- [EXERCISE BRIEF]: Copy out all the lines exactly. Omit pictures.

- [INPUT MATERIAL]:
— START —

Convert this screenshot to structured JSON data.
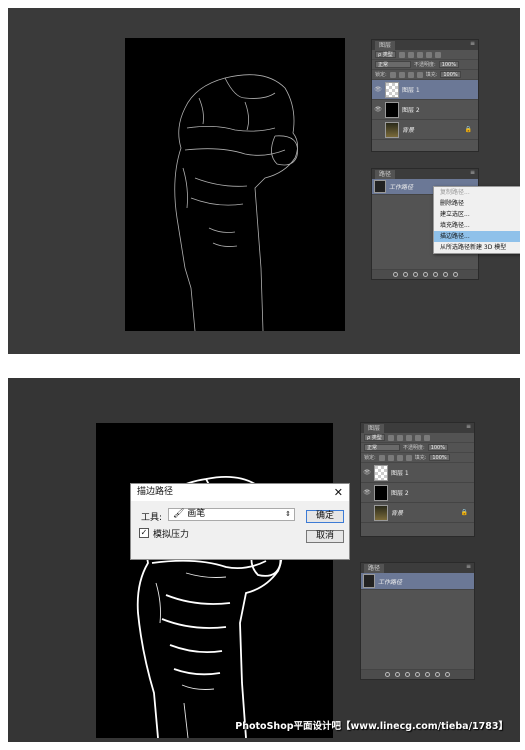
{
  "shot1": {
    "layers_panel": {
      "tab": "图层",
      "filter_label": "ρ 类型",
      "blend_mode": "正常",
      "opacity_label": "不透明度:",
      "opacity_value": "100%",
      "lock_label": "锁定:",
      "fill_label": "填充:",
      "fill_value": "100%",
      "layers": [
        {
          "name": "图层 1",
          "thumb": "checker",
          "active": true,
          "visible": true,
          "locked": false,
          "italic": false
        },
        {
          "name": "图层 2",
          "thumb": "black",
          "active": false,
          "visible": true,
          "locked": false,
          "italic": false
        },
        {
          "name": "背景",
          "thumb": "photo",
          "active": false,
          "visible": false,
          "locked": true,
          "italic": true
        }
      ]
    },
    "paths_panel": {
      "tab": "路径",
      "path_name": "工作路径"
    },
    "context_menu": [
      {
        "label": "复制路径...",
        "disabled": true,
        "highlighted": false
      },
      {
        "label": "删除路径",
        "disabled": false,
        "highlighted": false
      },
      {
        "label": "建立选区...",
        "disabled": false,
        "highlighted": false
      },
      {
        "label": "填充路径...",
        "disabled": false,
        "highlighted": false
      },
      {
        "label": "描边路径...",
        "disabled": false,
        "highlighted": true
      },
      {
        "label": "从所选路径新建 3D 模型",
        "disabled": false,
        "highlighted": false
      }
    ]
  },
  "shot2": {
    "layers_panel": {
      "tab": "图层",
      "filter_label": "ρ 类型",
      "blend_mode": "正常",
      "opacity_label": "不透明度:",
      "opacity_value": "100%",
      "lock_label": "锁定:",
      "fill_label": "填充:",
      "fill_value": "100%",
      "layers": [
        {
          "name": "图层 1",
          "thumb": "checker",
          "active": false,
          "visible": true,
          "locked": false,
          "italic": false
        },
        {
          "name": "图层 2",
          "thumb": "black",
          "active": false,
          "visible": true,
          "locked": false,
          "italic": false
        },
        {
          "name": "背景",
          "thumb": "photo",
          "active": false,
          "visible": false,
          "locked": true,
          "italic": true
        }
      ]
    },
    "paths_panel": {
      "tab": "路径",
      "path_name": "工作路径"
    },
    "dialog": {
      "title": "描边路径",
      "tool_label": "工具:",
      "tool_value": "画笔",
      "simulate_label": "模拟压力",
      "simulate_checked": "✓",
      "ok_label": "确定",
      "cancel_label": "取消"
    }
  },
  "watermark": "PhotoShop平面设计吧【www.linecg.com/tieba/1783】",
  "colors": {
    "workspace": "#3a3a3a",
    "panel": "#535353",
    "active_layer": "#6b7896",
    "menu_highlight": "#8fc1ea"
  }
}
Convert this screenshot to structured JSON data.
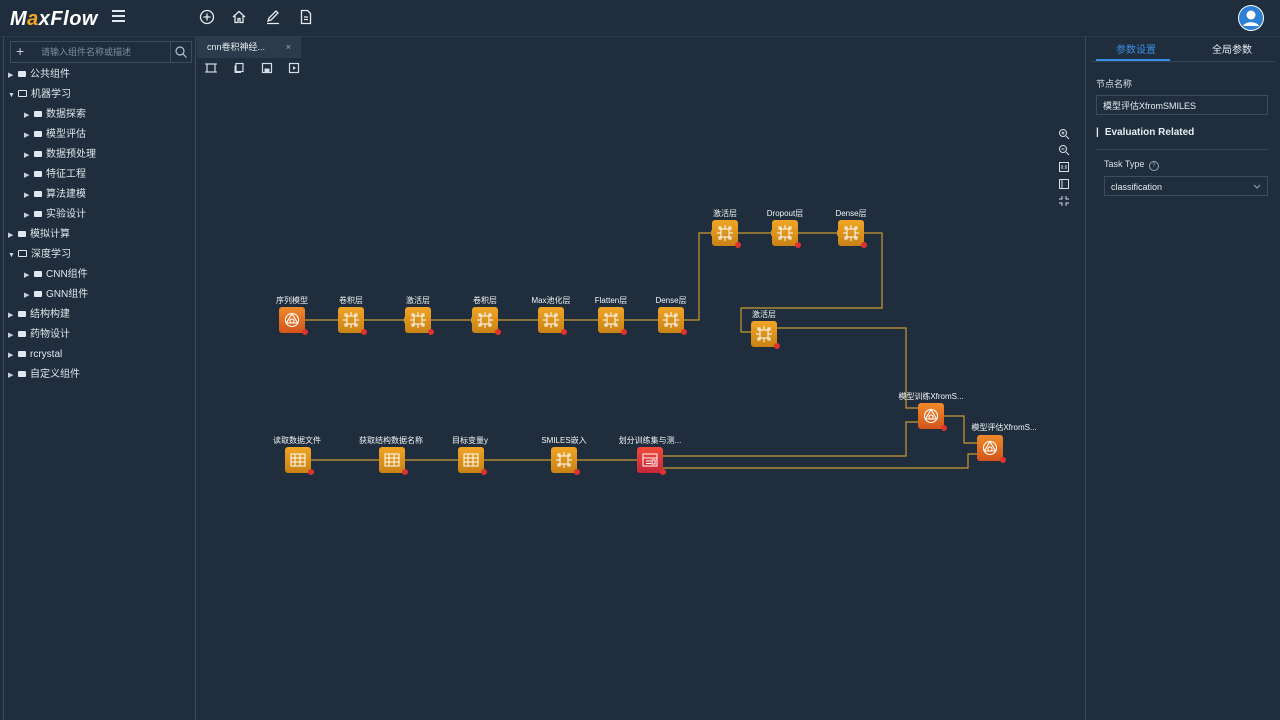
{
  "app": {
    "logo_main": "MaxFlow",
    "logo_x": "x"
  },
  "topbar": {
    "icons": [
      "add-circle-icon",
      "home-icon",
      "edit-icon",
      "document-icon"
    ],
    "user": "user-avatar-icon"
  },
  "search": {
    "placeholder": "请输入组件名称或描述"
  },
  "tree": [
    {
      "label": "公共组件",
      "level": 0,
      "open": false
    },
    {
      "label": "机器学习",
      "level": 0,
      "open": true
    },
    {
      "label": "数据探索",
      "level": 1,
      "open": false
    },
    {
      "label": "模型评估",
      "level": 1,
      "open": false
    },
    {
      "label": "数据预处理",
      "level": 1,
      "open": false
    },
    {
      "label": "特征工程",
      "level": 1,
      "open": false
    },
    {
      "label": "算法建模",
      "level": 1,
      "open": false
    },
    {
      "label": "实验设计",
      "level": 1,
      "open": false
    },
    {
      "label": "模拟计算",
      "level": 0,
      "open": false
    },
    {
      "label": "深度学习",
      "level": 0,
      "open": true
    },
    {
      "label": "CNN组件",
      "level": 1,
      "open": false
    },
    {
      "label": "GNN组件",
      "level": 1,
      "open": false
    },
    {
      "label": "结构构建",
      "level": 0,
      "open": false
    },
    {
      "label": "药物设计",
      "level": 0,
      "open": false
    },
    {
      "label": "rcrystal",
      "level": 0,
      "open": false
    },
    {
      "label": "自定义组件",
      "level": 0,
      "open": false
    }
  ],
  "editor": {
    "tab_label": "cnn卷积神经...",
    "tab_close": "×"
  },
  "flow": {
    "row1": [
      "序列模型",
      "卷积层",
      "激活层",
      "卷积层",
      "Max池化层",
      "Flatten层",
      "Dense层"
    ],
    "row0": [
      "激活层",
      "Dropout层",
      "Dense层"
    ],
    "mid": "激活层",
    "train": "模型训练XfromS...",
    "eval": "模型评估XfromS...",
    "row2": [
      "读取数据文件",
      "获取结构数据名称",
      "目标变量y",
      "SMILES嵌入",
      "划分训练集与测..."
    ]
  },
  "panel": {
    "tab_params": "参数设置",
    "tab_global": "全局参数",
    "node_name_label": "节点名称",
    "node_name_value": "模型评估XfromSMILES",
    "section": "Evaluation Related",
    "task_type_label": "Task Type",
    "task_type_value": "classification"
  },
  "colors": {
    "accent": "#3a8ee6",
    "node_orange": "#f0a526",
    "node_red": "#e04848",
    "edge": "#c99a33"
  }
}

— END —

- [TASK ANSWER]:
Convert this screenshot to structured JSON data.
{
  "shot1": {
    "layers_panel": {
      "tab": "图层",
      "filter_label": "ρ 类型",
      "blend_mode": "正常",
      "opacity_label": "不透明度:",
      "opacity_value": "100%",
      "lock_label": "锁定:",
      "fill_label": "填充:",
      "fill_value": "100%",
      "layers": [
        {
          "name": "图层 1",
          "thumb": "checker",
          "active": true,
          "visible": true,
          "locked": false,
          "italic": false
        },
        {
          "name": "图层 2",
          "thumb": "black",
          "active": false,
          "visible": true,
          "locked": false,
          "italic": false
        },
        {
          "name": "背景",
          "thumb": "photo",
          "active": false,
          "visible": false,
          "locked": true,
          "italic": true
        }
      ]
    },
    "paths_panel": {
      "tab": "路径",
      "path_name": "工作路径"
    },
    "context_menu": [
      {
        "label": "复制路径...",
        "disabled": true,
        "highlighted": false
      },
      {
        "label": "删除路径",
        "disabled": false,
        "highlighted": false
      },
      {
        "label": "建立选区...",
        "disabled": false,
        "highlighted": false
      },
      {
        "label": "填充路径...",
        "disabled": false,
        "highlighted": false
      },
      {
        "label": "描边路径...",
        "disabled": false,
        "highlighted": true
      },
      {
        "label": "从所选路径新建 3D 模型",
        "disabled": false,
        "highlighted": false
      }
    ]
  },
  "shot2": {
    "layers_panel": {
      "tab": "图层",
      "filter_label": "ρ 类型",
      "blend_mode": "正常",
      "opacity_label": "不透明度:",
      "opacity_value": "100%",
      "lock_label": "锁定:",
      "fill_label": "填充:",
      "fill_value": "100%",
      "layers": [
        {
          "name": "图层 1",
          "thumb": "checker",
          "active": false,
          "visible": true,
          "locked": false,
          "italic": false
        },
        {
          "name": "图层 2",
          "thumb": "black",
          "active": false,
          "visible": true,
          "locked": false,
          "italic": false
        },
        {
          "name": "背景",
          "thumb": "photo",
          "active": false,
          "visible": false,
          "locked": true,
          "italic": true
        }
      ]
    },
    "paths_panel": {
      "tab": "路径",
      "path_name": "工作路径"
    },
    "dialog": {
      "title": "描边路径",
      "tool_label": "工具:",
      "tool_value": "画笔",
      "simulate_label": "模拟压力",
      "simulate_checked": "✓",
      "ok_label": "确定",
      "cancel_label": "取消"
    }
  },
  "watermark": "PhotoShop平面设计吧【www.linecg.com/tieba/1783】",
  "colors": {
    "workspace": "#3a3a3a",
    "panel": "#535353",
    "active_layer": "#6b7896",
    "menu_highlight": "#8fc1ea"
  }
}
Convert this screenshot to structured JSON data.
{
  "app": {
    "logo_main": "MaxFlow",
    "logo_x": "x"
  },
  "topbar": {
    "icons": [
      "add-circle-icon",
      "home-icon",
      "edit-icon",
      "document-icon"
    ],
    "user": "user-avatar-icon"
  },
  "search": {
    "placeholder": "请输入组件名称或描述"
  },
  "tree": [
    {
      "label": "公共组件",
      "level": 0,
      "open": false
    },
    {
      "label": "机器学习",
      "level": 0,
      "open": true
    },
    {
      "label": "数据探索",
      "level": 1,
      "open": false
    },
    {
      "label": "模型评估",
      "level": 1,
      "open": false
    },
    {
      "label": "数据预处理",
      "level": 1,
      "open": false
    },
    {
      "label": "特征工程",
      "level": 1,
      "open": false
    },
    {
      "label": "算法建模",
      "level": 1,
      "open": false
    },
    {
      "label": "实验设计",
      "level": 1,
      "open": false
    },
    {
      "label": "模拟计算",
      "level": 0,
      "open": false
    },
    {
      "label": "深度学习",
      "level": 0,
      "open": true
    },
    {
      "label": "CNN组件",
      "level": 1,
      "open": false
    },
    {
      "label": "GNN组件",
      "level": 1,
      "open": false
    },
    {
      "label": "结构构建",
      "level": 0,
      "open": false
    },
    {
      "label": "药物设计",
      "level": 0,
      "open": false
    },
    {
      "label": "rcrystal",
      "level": 0,
      "open": false
    },
    {
      "label": "自定义组件",
      "level": 0,
      "open": false
    }
  ],
  "editor": {
    "tab_label": "cnn卷积神经...",
    "tab_close": "×"
  },
  "flow": {
    "row1": [
      "序列模型",
      "卷积层",
      "激活层",
      "卷积层",
      "Max池化层",
      "Flatten层",
      "Dense层"
    ],
    "row0": [
      "激活层",
      "Dropout层",
      "Dense层"
    ],
    "mid": "激活层",
    "train": "模型训练XfromS...",
    "eval": "模型评估XfromS...",
    "row2": [
      "读取数据文件",
      "获取结构数据名称",
      "目标变量y",
      "SMILES嵌入",
      "划分训练集与测..."
    ]
  },
  "panel": {
    "tab_params": "参数设置",
    "tab_global": "全局参数",
    "node_name_label": "节点名称",
    "node_name_value": "模型评估XfromSMILES",
    "section": "Evaluation Related",
    "task_type_label": "Task Type",
    "task_type_value": "classification"
  },
  "colors": {
    "accent": "#3a8ee6",
    "node_orange": "#f0a526",
    "node_red": "#e04848",
    "edge": "#c99a33"
  }
}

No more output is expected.